**What you are asked to do:**
Your task is to give the data again, exactly, with every line intact.

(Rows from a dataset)
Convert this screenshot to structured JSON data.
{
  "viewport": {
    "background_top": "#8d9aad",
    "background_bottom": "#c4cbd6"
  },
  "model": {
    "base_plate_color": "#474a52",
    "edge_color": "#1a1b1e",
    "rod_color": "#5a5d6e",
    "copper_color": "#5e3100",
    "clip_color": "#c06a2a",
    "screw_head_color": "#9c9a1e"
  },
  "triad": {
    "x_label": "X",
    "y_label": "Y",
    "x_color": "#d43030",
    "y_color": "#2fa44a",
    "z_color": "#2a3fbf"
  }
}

**Finished exercise:**
Convert this screenshot to structured JSON data.
{
  "viewport": {
    "background_top": "#8d9aad",
    "background_bottom": "#c4cbd6"
  },
  "model": {
    "base_plate_color": "#474a52",
    "edge_color": "#1a1b1e",
    "rod_color": "#5a5d6e",
    "copper_color": "#5e3100",
    "clip_color": "#c06a2a",
    "screw_head_color": "#9c9a1e"
  },
  "triad": {
    "x_label": "X",
    "y_label": "Y",
    "x_color": "#d43030",
    "y_color": "#2fa44a",
    "z_color": "#2a3fbf"
  }
}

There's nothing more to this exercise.